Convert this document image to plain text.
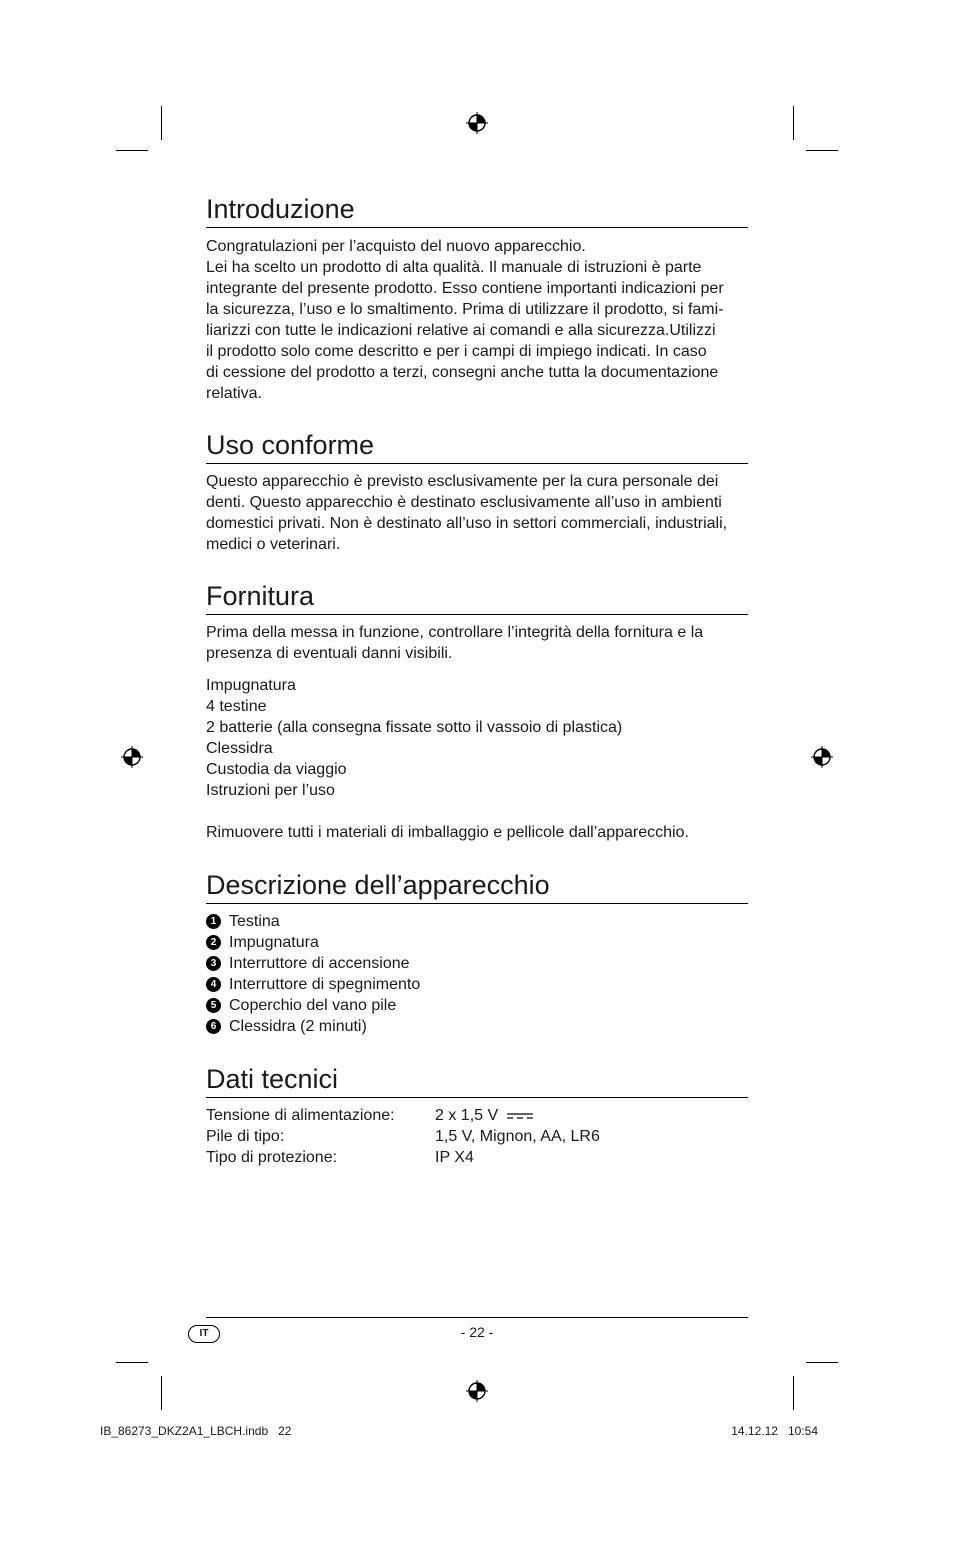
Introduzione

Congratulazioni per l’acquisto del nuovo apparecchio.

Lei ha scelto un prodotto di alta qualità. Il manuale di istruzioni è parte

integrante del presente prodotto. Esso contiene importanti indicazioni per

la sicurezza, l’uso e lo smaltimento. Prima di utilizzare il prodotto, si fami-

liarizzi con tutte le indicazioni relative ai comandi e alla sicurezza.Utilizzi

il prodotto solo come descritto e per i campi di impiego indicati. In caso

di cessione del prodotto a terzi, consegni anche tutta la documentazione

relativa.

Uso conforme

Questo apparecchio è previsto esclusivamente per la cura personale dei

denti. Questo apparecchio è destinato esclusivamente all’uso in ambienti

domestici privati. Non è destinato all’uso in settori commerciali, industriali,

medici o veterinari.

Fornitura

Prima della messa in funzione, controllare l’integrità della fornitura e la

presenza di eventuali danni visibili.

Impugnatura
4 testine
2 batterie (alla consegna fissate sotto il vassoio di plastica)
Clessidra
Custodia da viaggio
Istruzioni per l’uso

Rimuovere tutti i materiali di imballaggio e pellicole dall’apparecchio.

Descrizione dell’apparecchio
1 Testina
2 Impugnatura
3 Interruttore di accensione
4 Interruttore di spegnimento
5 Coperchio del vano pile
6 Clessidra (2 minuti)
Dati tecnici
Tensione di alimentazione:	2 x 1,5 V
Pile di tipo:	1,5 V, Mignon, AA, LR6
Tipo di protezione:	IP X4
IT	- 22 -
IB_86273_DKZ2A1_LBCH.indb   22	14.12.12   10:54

◆ ◆ ◆

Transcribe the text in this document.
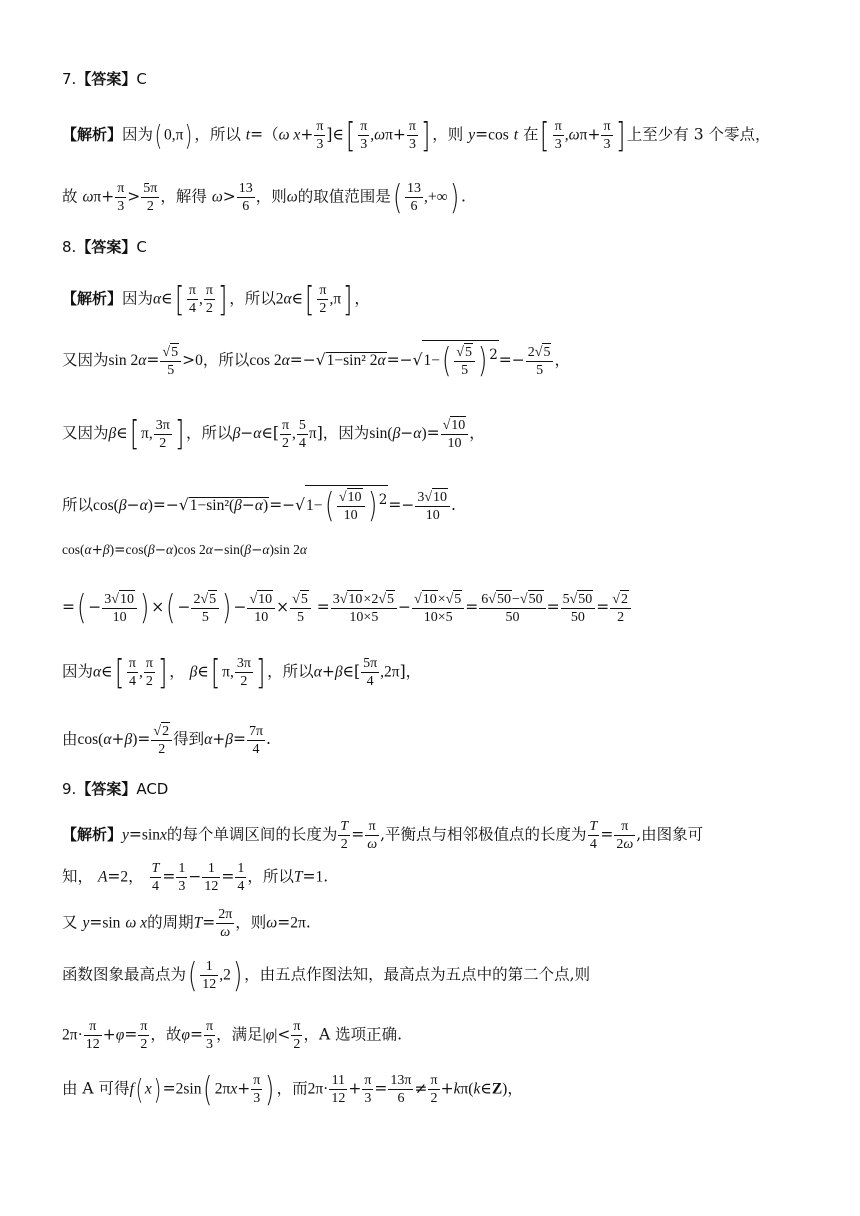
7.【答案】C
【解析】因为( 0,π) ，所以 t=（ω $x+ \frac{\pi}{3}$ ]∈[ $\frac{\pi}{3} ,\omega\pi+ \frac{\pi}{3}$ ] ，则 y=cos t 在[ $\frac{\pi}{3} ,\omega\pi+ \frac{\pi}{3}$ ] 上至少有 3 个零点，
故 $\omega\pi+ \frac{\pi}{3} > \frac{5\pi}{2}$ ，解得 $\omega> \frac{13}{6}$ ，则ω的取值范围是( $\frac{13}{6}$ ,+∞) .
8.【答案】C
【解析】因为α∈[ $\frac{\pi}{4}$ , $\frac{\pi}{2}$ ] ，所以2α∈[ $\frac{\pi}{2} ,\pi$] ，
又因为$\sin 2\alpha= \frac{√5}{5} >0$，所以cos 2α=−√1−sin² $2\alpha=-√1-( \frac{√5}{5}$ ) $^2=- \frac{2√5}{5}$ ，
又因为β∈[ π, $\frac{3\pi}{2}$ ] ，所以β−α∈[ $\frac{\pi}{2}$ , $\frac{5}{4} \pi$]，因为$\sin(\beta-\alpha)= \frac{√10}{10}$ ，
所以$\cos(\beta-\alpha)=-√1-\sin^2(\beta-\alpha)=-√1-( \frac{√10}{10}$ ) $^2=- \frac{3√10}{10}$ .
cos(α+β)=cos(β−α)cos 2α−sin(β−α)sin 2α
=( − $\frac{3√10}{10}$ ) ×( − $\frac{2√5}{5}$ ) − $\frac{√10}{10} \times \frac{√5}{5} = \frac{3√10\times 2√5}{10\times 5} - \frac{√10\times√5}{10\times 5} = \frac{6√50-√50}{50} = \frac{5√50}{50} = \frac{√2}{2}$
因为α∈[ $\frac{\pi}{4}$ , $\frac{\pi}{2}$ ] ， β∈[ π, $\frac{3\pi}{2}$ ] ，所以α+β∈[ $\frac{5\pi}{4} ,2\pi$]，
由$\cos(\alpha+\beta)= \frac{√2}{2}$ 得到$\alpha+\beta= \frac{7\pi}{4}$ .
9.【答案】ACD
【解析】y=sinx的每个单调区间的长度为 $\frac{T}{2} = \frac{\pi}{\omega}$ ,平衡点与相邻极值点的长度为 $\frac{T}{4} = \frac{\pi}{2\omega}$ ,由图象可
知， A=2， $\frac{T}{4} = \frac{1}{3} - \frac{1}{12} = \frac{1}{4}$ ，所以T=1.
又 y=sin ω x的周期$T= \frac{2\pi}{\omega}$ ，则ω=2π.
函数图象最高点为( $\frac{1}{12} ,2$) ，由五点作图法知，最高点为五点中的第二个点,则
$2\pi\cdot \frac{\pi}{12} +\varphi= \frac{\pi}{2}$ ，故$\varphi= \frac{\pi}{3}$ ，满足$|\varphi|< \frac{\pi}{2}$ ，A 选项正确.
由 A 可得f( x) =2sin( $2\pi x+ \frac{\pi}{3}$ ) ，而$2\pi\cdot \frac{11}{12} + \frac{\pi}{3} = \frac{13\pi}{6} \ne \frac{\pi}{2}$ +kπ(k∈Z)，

◆ ◆ ◆

**OBJECTIVE:** Look over the listing. Pull out every line with the string "this" in it.

**RESULT:**
Convert this document image to plain text.
Transcribe the text in this document.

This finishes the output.